Source data
::::::
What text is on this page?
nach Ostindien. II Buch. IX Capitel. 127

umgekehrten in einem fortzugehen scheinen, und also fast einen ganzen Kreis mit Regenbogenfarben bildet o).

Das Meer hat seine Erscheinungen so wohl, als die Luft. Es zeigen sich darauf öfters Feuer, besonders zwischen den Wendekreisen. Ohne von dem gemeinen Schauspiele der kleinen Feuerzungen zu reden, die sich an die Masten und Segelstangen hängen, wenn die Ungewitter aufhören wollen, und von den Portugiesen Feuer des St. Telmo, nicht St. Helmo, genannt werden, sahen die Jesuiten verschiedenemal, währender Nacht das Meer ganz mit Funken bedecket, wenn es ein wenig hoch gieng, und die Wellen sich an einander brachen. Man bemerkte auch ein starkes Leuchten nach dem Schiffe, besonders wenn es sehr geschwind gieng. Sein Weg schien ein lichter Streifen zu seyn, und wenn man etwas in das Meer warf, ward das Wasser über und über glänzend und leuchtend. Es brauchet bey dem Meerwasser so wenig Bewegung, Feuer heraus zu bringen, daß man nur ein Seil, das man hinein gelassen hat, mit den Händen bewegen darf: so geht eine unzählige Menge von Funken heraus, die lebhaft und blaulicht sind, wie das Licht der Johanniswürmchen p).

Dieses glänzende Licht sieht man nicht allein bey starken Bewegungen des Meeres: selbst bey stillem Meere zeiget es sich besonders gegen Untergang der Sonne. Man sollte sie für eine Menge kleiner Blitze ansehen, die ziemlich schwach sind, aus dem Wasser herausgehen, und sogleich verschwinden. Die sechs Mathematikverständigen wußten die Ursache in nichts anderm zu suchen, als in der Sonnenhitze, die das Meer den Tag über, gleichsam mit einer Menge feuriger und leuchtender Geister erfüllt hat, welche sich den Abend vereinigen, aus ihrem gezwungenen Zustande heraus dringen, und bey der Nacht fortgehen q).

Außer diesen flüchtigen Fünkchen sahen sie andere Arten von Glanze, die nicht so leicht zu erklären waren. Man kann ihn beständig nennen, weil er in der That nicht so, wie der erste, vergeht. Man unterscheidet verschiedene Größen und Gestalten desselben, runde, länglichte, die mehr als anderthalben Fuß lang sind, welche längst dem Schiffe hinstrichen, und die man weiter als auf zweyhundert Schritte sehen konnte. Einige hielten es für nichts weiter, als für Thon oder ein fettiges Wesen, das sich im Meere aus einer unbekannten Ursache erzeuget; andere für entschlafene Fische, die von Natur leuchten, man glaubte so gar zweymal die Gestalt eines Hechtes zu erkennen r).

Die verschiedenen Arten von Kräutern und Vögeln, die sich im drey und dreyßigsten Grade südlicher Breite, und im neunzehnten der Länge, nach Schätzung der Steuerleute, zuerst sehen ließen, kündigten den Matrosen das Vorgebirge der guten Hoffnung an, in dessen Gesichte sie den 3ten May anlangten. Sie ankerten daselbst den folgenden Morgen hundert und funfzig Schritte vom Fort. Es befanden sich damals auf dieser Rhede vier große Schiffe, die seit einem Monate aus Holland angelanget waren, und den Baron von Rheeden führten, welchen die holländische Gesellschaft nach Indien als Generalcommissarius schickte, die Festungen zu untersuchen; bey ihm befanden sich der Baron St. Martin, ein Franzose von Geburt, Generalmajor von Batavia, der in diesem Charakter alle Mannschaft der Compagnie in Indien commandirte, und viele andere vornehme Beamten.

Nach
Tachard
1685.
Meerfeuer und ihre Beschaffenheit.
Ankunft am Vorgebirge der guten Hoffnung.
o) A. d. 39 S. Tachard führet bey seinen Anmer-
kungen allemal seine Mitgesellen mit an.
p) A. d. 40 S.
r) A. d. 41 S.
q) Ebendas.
::::::
_Task directions_
Using the listing above, show every line that includes the string "Tachard".

_Full answer_
Tachard
o) A. d. 39 S. Tachard führet bey seinen Anmer-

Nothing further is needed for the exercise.